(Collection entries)
↓↓↓
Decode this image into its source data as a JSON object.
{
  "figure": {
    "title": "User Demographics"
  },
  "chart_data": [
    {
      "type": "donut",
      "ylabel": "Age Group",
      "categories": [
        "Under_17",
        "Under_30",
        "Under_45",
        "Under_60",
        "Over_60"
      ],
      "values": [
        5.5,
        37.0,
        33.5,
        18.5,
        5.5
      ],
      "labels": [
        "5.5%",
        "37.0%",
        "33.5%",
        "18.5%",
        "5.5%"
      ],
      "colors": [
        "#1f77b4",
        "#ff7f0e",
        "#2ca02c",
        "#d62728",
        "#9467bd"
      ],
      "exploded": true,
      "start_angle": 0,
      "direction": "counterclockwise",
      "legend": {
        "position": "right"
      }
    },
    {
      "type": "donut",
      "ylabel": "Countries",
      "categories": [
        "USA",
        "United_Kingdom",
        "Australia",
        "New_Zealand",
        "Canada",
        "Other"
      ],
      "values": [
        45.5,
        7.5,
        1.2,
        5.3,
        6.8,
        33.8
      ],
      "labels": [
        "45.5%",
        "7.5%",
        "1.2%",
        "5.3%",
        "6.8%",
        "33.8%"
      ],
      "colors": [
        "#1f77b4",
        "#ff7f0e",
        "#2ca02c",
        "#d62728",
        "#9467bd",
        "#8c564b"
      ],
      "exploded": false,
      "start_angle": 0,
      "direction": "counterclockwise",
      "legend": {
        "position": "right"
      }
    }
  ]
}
↑↑↑
> _PROBLEM DETAILS_: Every record shown above must be echoed exactly.

> _SOLUTION TO THIS EXERCISE_:
Decode this image into its source data as a JSON object.
{
  "figure": {
    "title": "User Demographics"
  },
  "chart_data": [
    {
      "type": "donut",
      "ylabel": "Age Group",
      "categories": [
        "Under_17",
        "Under_30",
        "Under_45",
        "Under_60",
        "Over_60"
      ],
      "values": [
        5.5,
        37.0,
        33.5,
        18.5,
        5.5
      ],
      "labels": [
        "5.5%",
        "37.0%",
        "33.5%",
        "18.5%",
        "5.5%"
      ],
      "colors": [
        "#1f77b4",
        "#ff7f0e",
        "#2ca02c",
        "#d62728",
        "#9467bd"
      ],
      "exploded": true,
      "start_angle": 0,
      "direction": "counterclockwise",
      "legend": {
        "position": "right"
      }
    },
    {
      "type": "donut",
      "ylabel": "Countries",
      "categories": [
        "USA",
        "United_Kingdom",
        "Australia",
        "New_Zealand",
        "Canada",
        "Other"
      ],
      "values": [
        45.5,
        7.5,
        1.2,
        5.3,
        6.8,
        33.8
      ],
      "labels": [
        "45.5%",
        "7.5%",
        "1.2%",
        "5.3%",
        "6.8%",
        "33.8%"
      ],
      "colors": [
        "#1f77b4",
        "#ff7f0e",
        "#2ca02c",
        "#d62728",
        "#9467bd",
        "#8c564b"
      ],
      "exploded": false,
      "start_angle": 0,
      "direction": "counterclockwise",
      "legend": {
        "position": "right"
      }
    }
  ]
}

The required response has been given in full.